## BEGIN Dataset records

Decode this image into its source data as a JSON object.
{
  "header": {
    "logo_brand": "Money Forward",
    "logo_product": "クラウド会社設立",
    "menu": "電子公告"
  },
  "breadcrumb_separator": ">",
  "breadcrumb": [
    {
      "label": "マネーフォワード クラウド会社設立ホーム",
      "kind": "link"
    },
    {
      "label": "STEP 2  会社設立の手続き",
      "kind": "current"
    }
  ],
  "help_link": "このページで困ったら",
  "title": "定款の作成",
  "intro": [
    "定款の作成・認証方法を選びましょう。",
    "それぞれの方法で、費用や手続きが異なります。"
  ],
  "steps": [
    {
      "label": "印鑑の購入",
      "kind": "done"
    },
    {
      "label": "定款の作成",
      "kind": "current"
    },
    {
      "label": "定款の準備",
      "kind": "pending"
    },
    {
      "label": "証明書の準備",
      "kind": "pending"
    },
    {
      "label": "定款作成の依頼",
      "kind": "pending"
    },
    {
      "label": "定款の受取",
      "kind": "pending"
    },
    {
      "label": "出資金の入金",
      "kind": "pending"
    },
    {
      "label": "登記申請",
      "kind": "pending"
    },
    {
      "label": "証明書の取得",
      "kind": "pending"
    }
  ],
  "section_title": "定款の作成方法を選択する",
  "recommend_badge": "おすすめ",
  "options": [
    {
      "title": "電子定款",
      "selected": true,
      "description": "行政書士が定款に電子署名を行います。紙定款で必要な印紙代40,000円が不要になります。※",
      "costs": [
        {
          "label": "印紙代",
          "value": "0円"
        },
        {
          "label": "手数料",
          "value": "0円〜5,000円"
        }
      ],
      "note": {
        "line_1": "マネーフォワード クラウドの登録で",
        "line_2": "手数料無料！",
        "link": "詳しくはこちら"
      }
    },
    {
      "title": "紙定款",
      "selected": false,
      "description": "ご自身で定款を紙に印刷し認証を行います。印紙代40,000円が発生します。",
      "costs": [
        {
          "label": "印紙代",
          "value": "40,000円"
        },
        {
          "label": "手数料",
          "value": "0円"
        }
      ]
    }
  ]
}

## END Dataset records

■ Exercise: Write out every record shown above, word for word.

■ Output for this exercise:
Decode this image into its source data as a JSON object.
{
  "header": {
    "logo_brand": "Money Forward",
    "logo_product": "クラウド会社設立",
    "menu": "電子公告"
  },
  "breadcrumb_separator": ">",
  "breadcrumb": [
    {
      "label": "マネーフォワード クラウド会社設立ホーム",
      "kind": "link"
    },
    {
      "label": "STEP 2  会社設立の手続き",
      "kind": "current"
    }
  ],
  "help_link": "このページで困ったら",
  "title": "定款の作成",
  "intro": [
    "定款の作成・認証方法を選びましょう。",
    "それぞれの方法で、費用や手続きが異なります。"
  ],
  "steps": [
    {
      "label": "印鑑の購入",
      "kind": "done"
    },
    {
      "label": "定款の作成",
      "kind": "current"
    },
    {
      "label": "定款の準備",
      "kind": "pending"
    },
    {
      "label": "証明書の準備",
      "kind": "pending"
    },
    {
      "label": "定款作成の依頼",
      "kind": "pending"
    },
    {
      "label": "定款の受取",
      "kind": "pending"
    },
    {
      "label": "出資金の入金",
      "kind": "pending"
    },
    {
      "label": "登記申請",
      "kind": "pending"
    },
    {
      "label": "証明書の取得",
      "kind": "pending"
    }
  ],
  "section_title": "定款の作成方法を選択する",
  "recommend_badge": "おすすめ",
  "options": [
    {
      "title": "電子定款",
      "selected": true,
      "description": "行政書士が定款に電子署名を行います。紙定款で必要な印紙代40,000円が不要になります。※",
      "costs": [
        {
          "label": "印紙代",
          "value": "0円"
        },
        {
          "label": "手数料",
          "value": "0円〜5,000円"
        }
      ],
      "note": {
        "line_1": "マネーフォワード クラウドの登録で",
        "line_2": "手数料無料！",
        "link": "詳しくはこちら"
      }
    },
    {
      "title": "紙定款",
      "selected": false,
      "description": "ご自身で定款を紙に印刷し認証を行います。印紙代40,000円が発生します。",
      "costs": [
        {
          "label": "印紙代",
          "value": "40,000円"
        },
        {
          "label": "手数料",
          "value": "0円"
        }
      ]
    }
  ]
}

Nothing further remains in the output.